(A block of data)
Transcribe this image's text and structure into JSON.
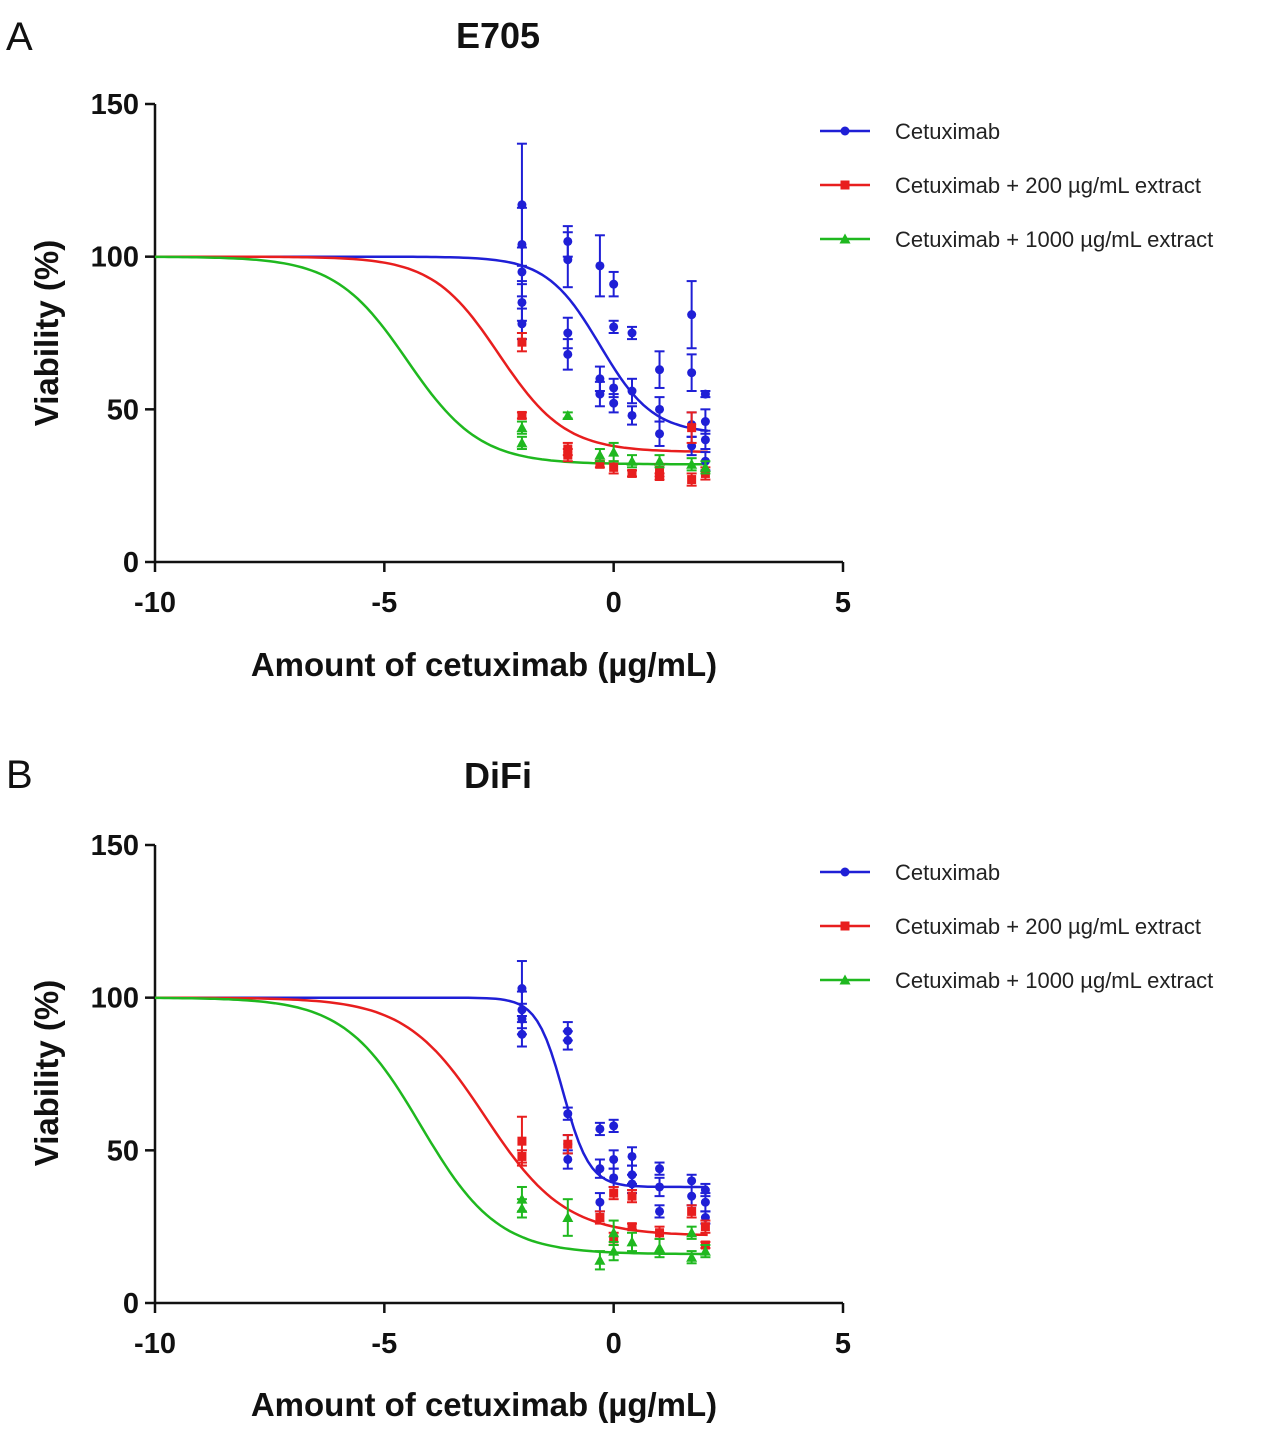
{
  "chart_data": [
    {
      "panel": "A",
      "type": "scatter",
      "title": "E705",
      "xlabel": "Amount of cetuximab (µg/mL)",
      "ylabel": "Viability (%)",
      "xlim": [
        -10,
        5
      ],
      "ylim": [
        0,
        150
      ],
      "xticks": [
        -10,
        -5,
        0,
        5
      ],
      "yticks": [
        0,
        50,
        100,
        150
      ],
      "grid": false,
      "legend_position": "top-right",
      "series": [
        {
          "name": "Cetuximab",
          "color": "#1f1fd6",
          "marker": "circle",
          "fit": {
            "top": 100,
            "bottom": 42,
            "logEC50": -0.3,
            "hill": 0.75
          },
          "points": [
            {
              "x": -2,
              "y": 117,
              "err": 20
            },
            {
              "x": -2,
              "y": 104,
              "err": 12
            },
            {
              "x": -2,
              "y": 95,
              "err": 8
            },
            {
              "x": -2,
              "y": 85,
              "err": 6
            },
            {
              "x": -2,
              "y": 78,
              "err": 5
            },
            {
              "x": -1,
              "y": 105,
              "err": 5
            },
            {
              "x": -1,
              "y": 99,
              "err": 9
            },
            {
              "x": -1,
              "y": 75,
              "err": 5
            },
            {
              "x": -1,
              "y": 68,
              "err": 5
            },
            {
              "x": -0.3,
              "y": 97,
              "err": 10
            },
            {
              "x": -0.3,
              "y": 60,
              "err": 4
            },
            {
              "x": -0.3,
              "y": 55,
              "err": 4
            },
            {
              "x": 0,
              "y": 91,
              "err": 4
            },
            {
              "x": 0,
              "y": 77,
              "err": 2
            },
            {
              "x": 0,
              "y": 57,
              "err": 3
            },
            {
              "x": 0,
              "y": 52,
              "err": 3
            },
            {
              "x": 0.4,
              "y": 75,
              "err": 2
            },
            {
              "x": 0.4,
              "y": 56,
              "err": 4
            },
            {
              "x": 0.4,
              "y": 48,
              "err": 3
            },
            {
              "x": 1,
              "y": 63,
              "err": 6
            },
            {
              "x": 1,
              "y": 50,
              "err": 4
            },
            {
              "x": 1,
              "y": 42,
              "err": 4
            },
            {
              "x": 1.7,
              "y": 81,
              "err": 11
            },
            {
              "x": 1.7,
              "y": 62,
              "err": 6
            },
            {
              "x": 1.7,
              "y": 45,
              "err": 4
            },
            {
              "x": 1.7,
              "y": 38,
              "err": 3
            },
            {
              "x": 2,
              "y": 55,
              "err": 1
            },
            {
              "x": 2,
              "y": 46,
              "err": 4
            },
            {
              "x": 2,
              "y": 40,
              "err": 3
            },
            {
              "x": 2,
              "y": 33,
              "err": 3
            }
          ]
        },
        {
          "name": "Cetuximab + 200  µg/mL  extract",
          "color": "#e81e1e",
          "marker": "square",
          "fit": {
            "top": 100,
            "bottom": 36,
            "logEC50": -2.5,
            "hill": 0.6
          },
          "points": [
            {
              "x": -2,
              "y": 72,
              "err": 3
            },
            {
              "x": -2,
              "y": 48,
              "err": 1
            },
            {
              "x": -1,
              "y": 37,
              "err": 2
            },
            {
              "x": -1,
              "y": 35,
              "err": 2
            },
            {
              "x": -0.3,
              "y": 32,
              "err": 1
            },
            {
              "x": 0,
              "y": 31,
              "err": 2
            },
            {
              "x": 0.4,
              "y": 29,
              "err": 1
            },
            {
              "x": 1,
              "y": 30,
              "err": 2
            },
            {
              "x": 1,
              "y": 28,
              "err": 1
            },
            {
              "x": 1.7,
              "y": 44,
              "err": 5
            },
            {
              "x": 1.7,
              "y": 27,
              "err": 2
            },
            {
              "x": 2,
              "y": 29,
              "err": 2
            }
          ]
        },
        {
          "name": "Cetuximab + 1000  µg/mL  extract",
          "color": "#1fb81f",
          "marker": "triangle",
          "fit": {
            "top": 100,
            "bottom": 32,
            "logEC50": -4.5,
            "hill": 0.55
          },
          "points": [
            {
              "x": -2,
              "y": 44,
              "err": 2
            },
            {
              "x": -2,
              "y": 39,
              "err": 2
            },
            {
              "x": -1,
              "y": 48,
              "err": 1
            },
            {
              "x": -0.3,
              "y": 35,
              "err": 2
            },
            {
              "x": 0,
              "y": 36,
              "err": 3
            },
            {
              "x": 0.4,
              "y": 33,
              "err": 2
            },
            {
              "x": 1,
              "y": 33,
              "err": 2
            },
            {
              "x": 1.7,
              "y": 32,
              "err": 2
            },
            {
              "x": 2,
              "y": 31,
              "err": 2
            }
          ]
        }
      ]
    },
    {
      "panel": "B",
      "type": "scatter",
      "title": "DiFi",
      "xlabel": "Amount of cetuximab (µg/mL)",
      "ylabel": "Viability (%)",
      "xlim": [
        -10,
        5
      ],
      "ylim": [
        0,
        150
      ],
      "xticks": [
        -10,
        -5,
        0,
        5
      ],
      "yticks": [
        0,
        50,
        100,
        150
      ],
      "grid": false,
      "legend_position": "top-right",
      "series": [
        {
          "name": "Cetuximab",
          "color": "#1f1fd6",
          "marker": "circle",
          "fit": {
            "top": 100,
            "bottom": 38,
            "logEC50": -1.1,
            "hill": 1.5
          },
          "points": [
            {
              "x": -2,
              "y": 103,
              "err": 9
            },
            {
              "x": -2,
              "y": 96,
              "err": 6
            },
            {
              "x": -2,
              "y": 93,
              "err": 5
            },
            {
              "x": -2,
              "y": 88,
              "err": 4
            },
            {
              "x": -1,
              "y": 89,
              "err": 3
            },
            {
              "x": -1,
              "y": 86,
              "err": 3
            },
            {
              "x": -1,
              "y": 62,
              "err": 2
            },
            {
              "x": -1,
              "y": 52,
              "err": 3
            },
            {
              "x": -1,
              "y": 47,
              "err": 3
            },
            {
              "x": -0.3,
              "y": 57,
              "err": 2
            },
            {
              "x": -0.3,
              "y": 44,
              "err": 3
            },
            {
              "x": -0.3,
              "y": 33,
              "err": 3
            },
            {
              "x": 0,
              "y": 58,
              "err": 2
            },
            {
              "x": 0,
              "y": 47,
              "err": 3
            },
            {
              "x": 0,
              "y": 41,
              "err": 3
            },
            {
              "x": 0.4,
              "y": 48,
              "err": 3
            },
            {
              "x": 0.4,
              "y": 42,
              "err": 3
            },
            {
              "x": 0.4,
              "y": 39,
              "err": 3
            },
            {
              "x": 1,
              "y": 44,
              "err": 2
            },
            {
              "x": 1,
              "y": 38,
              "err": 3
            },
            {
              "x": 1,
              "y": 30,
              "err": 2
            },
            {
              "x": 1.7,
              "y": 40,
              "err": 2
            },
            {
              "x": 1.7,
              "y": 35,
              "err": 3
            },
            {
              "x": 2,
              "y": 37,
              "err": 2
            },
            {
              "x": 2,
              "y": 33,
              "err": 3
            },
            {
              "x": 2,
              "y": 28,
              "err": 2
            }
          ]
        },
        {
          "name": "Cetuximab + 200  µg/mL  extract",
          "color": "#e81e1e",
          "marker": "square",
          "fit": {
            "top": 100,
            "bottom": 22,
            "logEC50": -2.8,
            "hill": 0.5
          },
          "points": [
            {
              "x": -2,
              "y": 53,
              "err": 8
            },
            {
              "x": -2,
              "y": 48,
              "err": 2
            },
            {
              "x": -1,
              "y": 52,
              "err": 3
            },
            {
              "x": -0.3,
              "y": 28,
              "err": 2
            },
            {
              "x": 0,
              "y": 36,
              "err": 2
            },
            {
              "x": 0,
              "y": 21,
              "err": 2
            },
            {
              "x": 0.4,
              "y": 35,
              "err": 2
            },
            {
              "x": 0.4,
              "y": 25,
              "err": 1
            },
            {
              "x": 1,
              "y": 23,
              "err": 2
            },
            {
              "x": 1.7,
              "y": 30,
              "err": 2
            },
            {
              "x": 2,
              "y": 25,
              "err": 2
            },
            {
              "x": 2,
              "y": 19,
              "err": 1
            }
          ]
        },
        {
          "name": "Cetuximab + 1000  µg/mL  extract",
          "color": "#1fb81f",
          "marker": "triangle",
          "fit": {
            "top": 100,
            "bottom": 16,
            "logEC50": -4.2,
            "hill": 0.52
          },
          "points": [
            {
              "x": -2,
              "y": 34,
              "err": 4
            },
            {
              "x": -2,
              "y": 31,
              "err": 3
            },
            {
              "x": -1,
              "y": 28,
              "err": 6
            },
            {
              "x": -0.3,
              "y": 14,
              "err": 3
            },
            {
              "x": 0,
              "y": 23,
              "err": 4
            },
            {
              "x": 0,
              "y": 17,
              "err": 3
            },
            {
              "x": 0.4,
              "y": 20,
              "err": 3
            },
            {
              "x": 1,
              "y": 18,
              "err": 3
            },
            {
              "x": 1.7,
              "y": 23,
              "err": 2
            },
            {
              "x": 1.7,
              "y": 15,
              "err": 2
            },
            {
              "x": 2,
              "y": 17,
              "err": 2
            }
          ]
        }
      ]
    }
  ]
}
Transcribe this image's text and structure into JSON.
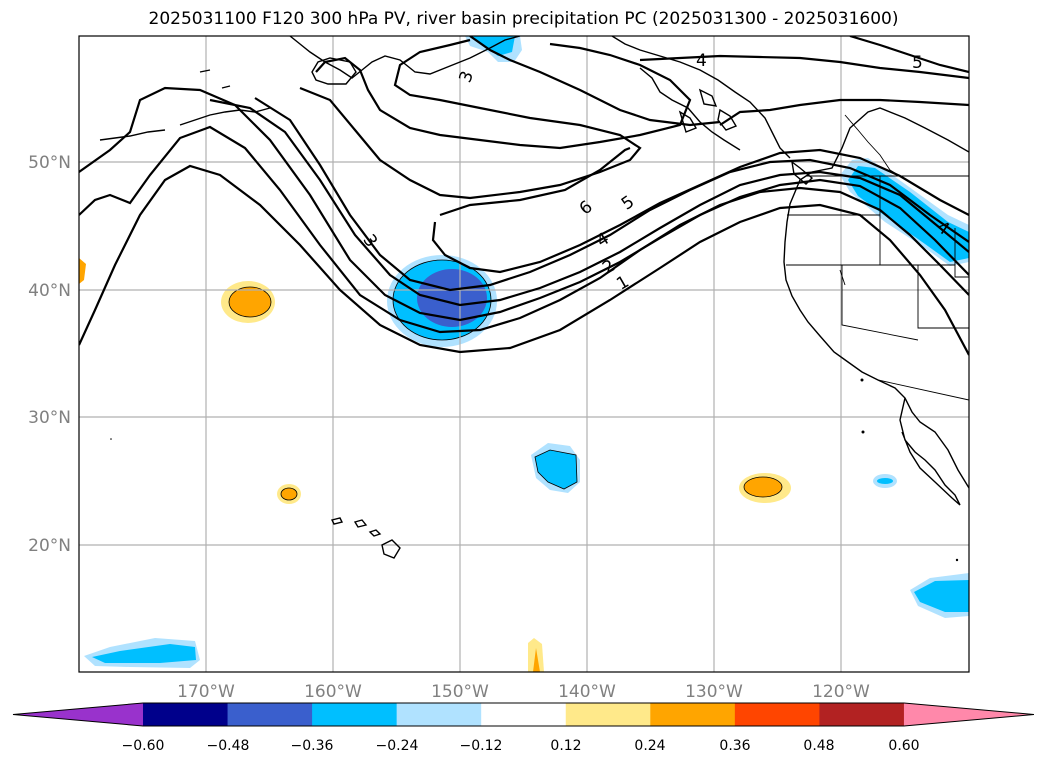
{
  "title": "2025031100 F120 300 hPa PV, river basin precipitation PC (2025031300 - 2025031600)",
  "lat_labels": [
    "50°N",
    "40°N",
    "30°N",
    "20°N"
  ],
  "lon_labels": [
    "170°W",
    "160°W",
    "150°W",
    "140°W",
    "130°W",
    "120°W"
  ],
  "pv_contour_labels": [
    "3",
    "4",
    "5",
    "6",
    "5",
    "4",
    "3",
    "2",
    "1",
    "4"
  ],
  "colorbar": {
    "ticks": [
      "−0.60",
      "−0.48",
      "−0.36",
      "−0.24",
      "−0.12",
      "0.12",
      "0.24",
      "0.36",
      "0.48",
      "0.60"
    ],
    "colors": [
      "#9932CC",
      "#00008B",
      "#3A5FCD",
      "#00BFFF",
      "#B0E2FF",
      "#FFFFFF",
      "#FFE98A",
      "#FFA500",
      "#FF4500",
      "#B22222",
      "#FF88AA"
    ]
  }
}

> [EXERCISE TASK]: How many lines of the listing above include the word "hill"? Reply with the number alone.

> [WRITTEN REPLY]: 6